Show, in full, each line of the data that contains "center".

>> START THE RECORDS

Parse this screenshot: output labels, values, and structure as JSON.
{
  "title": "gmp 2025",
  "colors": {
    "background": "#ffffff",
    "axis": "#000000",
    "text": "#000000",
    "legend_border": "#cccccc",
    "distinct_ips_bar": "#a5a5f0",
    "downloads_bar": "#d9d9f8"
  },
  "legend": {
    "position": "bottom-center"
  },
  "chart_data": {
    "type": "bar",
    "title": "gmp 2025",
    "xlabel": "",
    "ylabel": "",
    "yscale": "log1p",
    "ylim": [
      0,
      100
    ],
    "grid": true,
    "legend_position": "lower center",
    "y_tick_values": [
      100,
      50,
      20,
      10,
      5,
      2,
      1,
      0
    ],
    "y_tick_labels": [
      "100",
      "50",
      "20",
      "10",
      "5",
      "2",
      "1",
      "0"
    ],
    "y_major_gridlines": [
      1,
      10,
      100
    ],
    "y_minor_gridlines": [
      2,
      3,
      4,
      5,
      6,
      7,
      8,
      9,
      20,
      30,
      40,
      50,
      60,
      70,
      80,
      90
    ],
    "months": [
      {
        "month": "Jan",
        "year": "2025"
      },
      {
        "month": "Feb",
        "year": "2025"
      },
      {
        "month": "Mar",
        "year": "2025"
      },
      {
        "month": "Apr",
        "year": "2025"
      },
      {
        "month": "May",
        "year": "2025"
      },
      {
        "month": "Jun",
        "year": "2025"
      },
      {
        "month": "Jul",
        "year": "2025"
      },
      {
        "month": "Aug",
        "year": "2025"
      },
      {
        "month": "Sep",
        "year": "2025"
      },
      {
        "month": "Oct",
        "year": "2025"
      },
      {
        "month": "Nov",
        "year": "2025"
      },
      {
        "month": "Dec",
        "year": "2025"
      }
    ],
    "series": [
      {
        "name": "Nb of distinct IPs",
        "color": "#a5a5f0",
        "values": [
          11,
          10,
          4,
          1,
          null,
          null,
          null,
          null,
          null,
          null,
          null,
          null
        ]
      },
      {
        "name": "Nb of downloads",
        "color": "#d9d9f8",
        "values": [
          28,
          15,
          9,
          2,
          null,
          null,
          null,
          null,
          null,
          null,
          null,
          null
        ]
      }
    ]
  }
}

>> END THE RECORDS

**CORRECT RESULT**
    "position": "bottom-center"
    "legend_position": "lower center",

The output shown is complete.